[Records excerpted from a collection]

● ● ● ● ●

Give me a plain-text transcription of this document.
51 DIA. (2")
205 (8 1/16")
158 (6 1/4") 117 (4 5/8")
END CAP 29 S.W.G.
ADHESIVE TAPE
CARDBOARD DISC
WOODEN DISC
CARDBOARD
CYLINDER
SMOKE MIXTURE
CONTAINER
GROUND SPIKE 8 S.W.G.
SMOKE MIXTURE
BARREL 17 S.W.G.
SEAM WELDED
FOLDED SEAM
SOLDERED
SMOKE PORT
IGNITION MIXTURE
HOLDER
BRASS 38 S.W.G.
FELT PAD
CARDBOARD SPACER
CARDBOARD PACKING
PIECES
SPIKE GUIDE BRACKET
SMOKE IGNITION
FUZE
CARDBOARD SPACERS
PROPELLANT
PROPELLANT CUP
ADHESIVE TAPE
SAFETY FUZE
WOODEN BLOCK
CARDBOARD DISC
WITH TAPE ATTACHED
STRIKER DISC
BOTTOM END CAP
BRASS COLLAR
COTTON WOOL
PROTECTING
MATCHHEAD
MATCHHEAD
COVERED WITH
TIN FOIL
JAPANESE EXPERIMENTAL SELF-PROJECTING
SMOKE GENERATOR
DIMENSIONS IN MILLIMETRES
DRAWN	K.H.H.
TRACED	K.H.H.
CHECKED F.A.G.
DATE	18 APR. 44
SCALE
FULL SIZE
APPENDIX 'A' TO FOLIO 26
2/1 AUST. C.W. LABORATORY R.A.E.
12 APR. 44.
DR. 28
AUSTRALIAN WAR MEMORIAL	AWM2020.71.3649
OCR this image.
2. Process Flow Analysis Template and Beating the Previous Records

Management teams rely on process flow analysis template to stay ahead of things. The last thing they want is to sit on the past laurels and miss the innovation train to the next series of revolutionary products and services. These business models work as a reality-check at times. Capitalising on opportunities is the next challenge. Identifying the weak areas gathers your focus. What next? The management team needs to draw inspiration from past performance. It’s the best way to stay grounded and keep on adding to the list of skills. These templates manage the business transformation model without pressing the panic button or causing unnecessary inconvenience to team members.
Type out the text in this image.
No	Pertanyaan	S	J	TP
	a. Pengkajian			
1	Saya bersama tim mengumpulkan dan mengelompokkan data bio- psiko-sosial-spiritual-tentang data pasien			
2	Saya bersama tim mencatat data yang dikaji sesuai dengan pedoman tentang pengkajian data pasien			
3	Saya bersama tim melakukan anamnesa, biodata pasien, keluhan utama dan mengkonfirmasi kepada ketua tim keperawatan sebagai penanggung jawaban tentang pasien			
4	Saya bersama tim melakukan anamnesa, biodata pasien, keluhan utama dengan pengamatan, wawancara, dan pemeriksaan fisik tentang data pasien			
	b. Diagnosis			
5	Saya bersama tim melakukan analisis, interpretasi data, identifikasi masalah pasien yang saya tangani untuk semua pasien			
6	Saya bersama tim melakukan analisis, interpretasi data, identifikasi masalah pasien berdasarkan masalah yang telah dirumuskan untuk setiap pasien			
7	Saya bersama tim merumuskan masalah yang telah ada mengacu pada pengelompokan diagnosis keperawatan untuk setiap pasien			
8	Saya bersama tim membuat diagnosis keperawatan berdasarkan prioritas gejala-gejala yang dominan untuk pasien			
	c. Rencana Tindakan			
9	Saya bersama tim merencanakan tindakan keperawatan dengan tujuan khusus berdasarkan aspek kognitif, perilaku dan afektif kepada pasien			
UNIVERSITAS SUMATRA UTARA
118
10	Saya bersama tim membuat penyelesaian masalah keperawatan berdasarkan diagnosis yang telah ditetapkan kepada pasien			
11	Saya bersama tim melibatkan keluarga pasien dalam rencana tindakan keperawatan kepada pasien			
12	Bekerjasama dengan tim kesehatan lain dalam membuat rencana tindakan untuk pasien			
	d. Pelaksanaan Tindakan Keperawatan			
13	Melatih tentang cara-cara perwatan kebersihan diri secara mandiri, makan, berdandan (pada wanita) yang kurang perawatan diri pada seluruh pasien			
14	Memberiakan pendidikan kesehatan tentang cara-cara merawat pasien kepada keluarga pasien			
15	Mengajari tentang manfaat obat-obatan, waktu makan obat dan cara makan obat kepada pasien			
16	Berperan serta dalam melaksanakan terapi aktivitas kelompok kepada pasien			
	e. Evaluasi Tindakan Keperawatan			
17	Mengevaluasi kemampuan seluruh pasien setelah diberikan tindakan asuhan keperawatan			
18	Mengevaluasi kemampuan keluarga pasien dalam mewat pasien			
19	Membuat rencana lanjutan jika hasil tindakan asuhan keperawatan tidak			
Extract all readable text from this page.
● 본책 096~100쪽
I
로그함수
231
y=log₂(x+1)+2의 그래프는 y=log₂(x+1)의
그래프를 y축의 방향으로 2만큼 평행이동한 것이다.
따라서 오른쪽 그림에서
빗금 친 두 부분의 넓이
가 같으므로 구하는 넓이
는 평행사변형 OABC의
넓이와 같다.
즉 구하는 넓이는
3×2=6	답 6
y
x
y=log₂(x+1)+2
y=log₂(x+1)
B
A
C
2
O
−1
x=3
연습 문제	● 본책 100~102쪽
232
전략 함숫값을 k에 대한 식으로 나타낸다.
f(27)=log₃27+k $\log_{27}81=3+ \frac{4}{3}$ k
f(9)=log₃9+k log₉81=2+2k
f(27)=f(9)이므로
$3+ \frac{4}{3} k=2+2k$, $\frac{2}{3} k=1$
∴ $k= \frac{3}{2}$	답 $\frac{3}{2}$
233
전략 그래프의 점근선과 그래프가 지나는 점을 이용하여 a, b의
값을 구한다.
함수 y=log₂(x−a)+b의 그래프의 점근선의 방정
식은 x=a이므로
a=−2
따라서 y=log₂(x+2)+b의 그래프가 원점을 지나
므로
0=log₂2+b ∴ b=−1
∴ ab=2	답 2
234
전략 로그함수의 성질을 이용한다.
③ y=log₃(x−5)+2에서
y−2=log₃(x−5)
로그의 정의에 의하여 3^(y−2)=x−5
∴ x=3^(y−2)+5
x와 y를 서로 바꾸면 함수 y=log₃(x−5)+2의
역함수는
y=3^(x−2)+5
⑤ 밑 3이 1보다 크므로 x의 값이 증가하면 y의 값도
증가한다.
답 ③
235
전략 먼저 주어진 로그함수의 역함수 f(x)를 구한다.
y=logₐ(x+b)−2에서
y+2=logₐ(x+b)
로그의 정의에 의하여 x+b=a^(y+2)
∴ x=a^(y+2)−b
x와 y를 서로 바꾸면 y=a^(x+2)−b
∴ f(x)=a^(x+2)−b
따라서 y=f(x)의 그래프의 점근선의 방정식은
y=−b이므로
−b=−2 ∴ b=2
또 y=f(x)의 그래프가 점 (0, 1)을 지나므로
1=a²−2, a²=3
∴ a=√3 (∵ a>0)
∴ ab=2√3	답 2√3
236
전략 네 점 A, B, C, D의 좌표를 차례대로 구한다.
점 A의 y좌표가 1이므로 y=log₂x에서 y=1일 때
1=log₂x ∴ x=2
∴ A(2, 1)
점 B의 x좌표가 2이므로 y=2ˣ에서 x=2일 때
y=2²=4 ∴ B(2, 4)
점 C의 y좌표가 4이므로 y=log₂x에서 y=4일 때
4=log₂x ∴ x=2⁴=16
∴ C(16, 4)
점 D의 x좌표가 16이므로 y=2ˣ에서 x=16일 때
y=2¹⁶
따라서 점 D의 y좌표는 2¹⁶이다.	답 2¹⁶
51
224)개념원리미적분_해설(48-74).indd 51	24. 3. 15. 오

● ● ● ● ●

[EXERCISE PROMPT]:
Retype the listing. Match it exactly.

[WRITTEN SOLUTION]:
Give me a plain-text transcription of this document.
51 DIA. (2")
205 (8 1/16")
158 (6 1/4") 117 (4 5/8")
END CAP 29 S.W.G.
ADHESIVE TAPE
CARDBOARD DISC
WOODEN DISC
CARDBOARD
CYLINDER
SMOKE MIXTURE
CONTAINER
GROUND SPIKE 8 S.W.G.
SMOKE MIXTURE
BARREL 17 S.W.G.
SEAM WELDED
FOLDED SEAM
SOLDERED
SMOKE PORT
IGNITION MIXTURE
HOLDER
BRASS 38 S.W.G.
FELT PAD
CARDBOARD SPACER
CARDBOARD PACKING
PIECES
SPIKE GUIDE BRACKET
SMOKE IGNITION
FUZE
CARDBOARD SPACERS
PROPELLANT
PROPELLANT CUP
ADHESIVE TAPE
SAFETY FUZE
WOODEN BLOCK
CARDBOARD DISC
WITH TAPE ATTACHED
STRIKER DISC
BOTTOM END CAP
BRASS COLLAR
COTTON WOOL
PROTECTING
MATCHHEAD
MATCHHEAD
COVERED WITH
TIN FOIL
JAPANESE EXPERIMENTAL SELF-PROJECTING
SMOKE GENERATOR
DIMENSIONS IN MILLIMETRES
DRAWN	K.H.H.
TRACED	K.H.H.
CHECKED F.A.G.
DATE	18 APR. 44
SCALE
FULL SIZE
APPENDIX 'A' TO FOLIO 26
2/1 AUST. C.W. LABORATORY R.A.E.
12 APR. 44.
DR. 28
AUSTRALIAN WAR MEMORIAL	AWM2020.71.3649
OCR this image.
2. Process Flow Analysis Template and Beating the Previous Records

Management teams rely on process flow analysis template to stay ahead of things. The last thing they want is to sit on the past laurels and miss the innovation train to the next series of revolutionary products and services. These business models work as a reality-check at times. Capitalising on opportunities is the next challenge. Identifying the weak areas gathers your focus. What next? The management team needs to draw inspiration from past performance. It’s the best way to stay grounded and keep on adding to the list of skills. These templates manage the business transformation model without pressing the panic button or causing unnecessary inconvenience to team members.
Type out the text in this image.
No	Pertanyaan	S	J	TP
	a. Pengkajian			
1	Saya bersama tim mengumpulkan dan mengelompokkan data bio- psiko-sosial-spiritual-tentang data pasien			
2	Saya bersama tim mencatat data yang dikaji sesuai dengan pedoman tentang pengkajian data pasien			
3	Saya bersama tim melakukan anamnesa, biodata pasien, keluhan utama dan mengkonfirmasi kepada ketua tim keperawatan sebagai penanggung jawaban tentang pasien			
4	Saya bersama tim melakukan anamnesa, biodata pasien, keluhan utama dengan pengamatan, wawancara, dan pemeriksaan fisik tentang data pasien			
	b. Diagnosis			
5	Saya bersama tim melakukan analisis, interpretasi data, identifikasi masalah pasien yang saya tangani untuk semua pasien			
6	Saya bersama tim melakukan analisis, interpretasi data, identifikasi masalah pasien berdasarkan masalah yang telah dirumuskan untuk setiap pasien			
7	Saya bersama tim merumuskan masalah yang telah ada mengacu pada pengelompokan diagnosis keperawatan untuk setiap pasien			
8	Saya bersama tim membuat diagnosis keperawatan berdasarkan prioritas gejala-gejala yang dominan untuk pasien			
	c. Rencana Tindakan			
9	Saya bersama tim merencanakan tindakan keperawatan dengan tujuan khusus berdasarkan aspek kognitif, perilaku dan afektif kepada pasien			
UNIVERSITAS SUMATRA UTARA
118
10	Saya bersama tim membuat penyelesaian masalah keperawatan berdasarkan diagnosis yang telah ditetapkan kepada pasien			
11	Saya bersama tim melibatkan keluarga pasien dalam rencana tindakan keperawatan kepada pasien			
12	Bekerjasama dengan tim kesehatan lain dalam membuat rencana tindakan untuk pasien			
	d. Pelaksanaan Tindakan Keperawatan			
13	Melatih tentang cara-cara perwatan kebersihan diri secara mandiri, makan, berdandan (pada wanita) yang kurang perawatan diri pada seluruh pasien			
14	Memberiakan pendidikan kesehatan tentang cara-cara merawat pasien kepada keluarga pasien			
15	Mengajari tentang manfaat obat-obatan, waktu makan obat dan cara makan obat kepada pasien			
16	Berperan serta dalam melaksanakan terapi aktivitas kelompok kepada pasien			
	e. Evaluasi Tindakan Keperawatan			
17	Mengevaluasi kemampuan seluruh pasien setelah diberikan tindakan asuhan keperawatan			
18	Mengevaluasi kemampuan keluarga pasien dalam mewat pasien			
19	Membuat rencana lanjutan jika hasil tindakan asuhan keperawatan tidak			
Extract all readable text from this page.
● 본책 096~100쪽
I
로그함수
231
y=log₂(x+1)+2의 그래프는 y=log₂(x+1)의
그래프를 y축의 방향으로 2만큼 평행이동한 것이다.
따라서 오른쪽 그림에서
빗금 친 두 부분의 넓이
가 같으므로 구하는 넓이
는 평행사변형 OABC의
넓이와 같다.
즉 구하는 넓이는
3×2=6	답 6
y
x
y=log₂(x+1)+2
y=log₂(x+1)
B
A
C
2
O
−1
x=3
연습 문제	● 본책 100~102쪽
232
전략 함숫값을 k에 대한 식으로 나타낸다.
f(27)=log₃27+k $\log_{27}81=3+ \frac{4}{3}$ k
f(9)=log₃9+k log₉81=2+2k
f(27)=f(9)이므로
$3+ \frac{4}{3} k=2+2k$, $\frac{2}{3} k=1$
∴ $k= \frac{3}{2}$	답 $\frac{3}{2}$
233
전략 그래프의 점근선과 그래프가 지나는 점을 이용하여 a, b의
값을 구한다.
함수 y=log₂(x−a)+b의 그래프의 점근선의 방정
식은 x=a이므로
a=−2
따라서 y=log₂(x+2)+b의 그래프가 원점을 지나
므로
0=log₂2+b ∴ b=−1
∴ ab=2	답 2
234
전략 로그함수의 성질을 이용한다.
③ y=log₃(x−5)+2에서
y−2=log₃(x−5)
로그의 정의에 의하여 3^(y−2)=x−5
∴ x=3^(y−2)+5
x와 y를 서로 바꾸면 함수 y=log₃(x−5)+2의
역함수는
y=3^(x−2)+5
⑤ 밑 3이 1보다 크므로 x의 값이 증가하면 y의 값도
증가한다.
답 ③
235
전략 먼저 주어진 로그함수의 역함수 f(x)를 구한다.
y=logₐ(x+b)−2에서
y+2=logₐ(x+b)
로그의 정의에 의하여 x+b=a^(y+2)
∴ x=a^(y+2)−b
x와 y를 서로 바꾸면 y=a^(x+2)−b
∴ f(x)=a^(x+2)−b
따라서 y=f(x)의 그래프의 점근선의 방정식은
y=−b이므로
−b=−2 ∴ b=2
또 y=f(x)의 그래프가 점 (0, 1)을 지나므로
1=a²−2, a²=3
∴ a=√3 (∵ a>0)
∴ ab=2√3	답 2√3
236
전략 네 점 A, B, C, D의 좌표를 차례대로 구한다.
점 A의 y좌표가 1이므로 y=log₂x에서 y=1일 때
1=log₂x ∴ x=2
∴ A(2, 1)
점 B의 x좌표가 2이므로 y=2ˣ에서 x=2일 때
y=2²=4 ∴ B(2, 4)
점 C의 y좌표가 4이므로 y=log₂x에서 y=4일 때
4=log₂x ∴ x=2⁴=16
∴ C(16, 4)
점 D의 x좌표가 16이므로 y=2ˣ에서 x=16일 때
y=2¹⁶
따라서 점 D의 y좌표는 2¹⁶이다.	답 2¹⁶
51
224)개념원리미적분_해설(48-74).indd 51	24. 3. 15. 오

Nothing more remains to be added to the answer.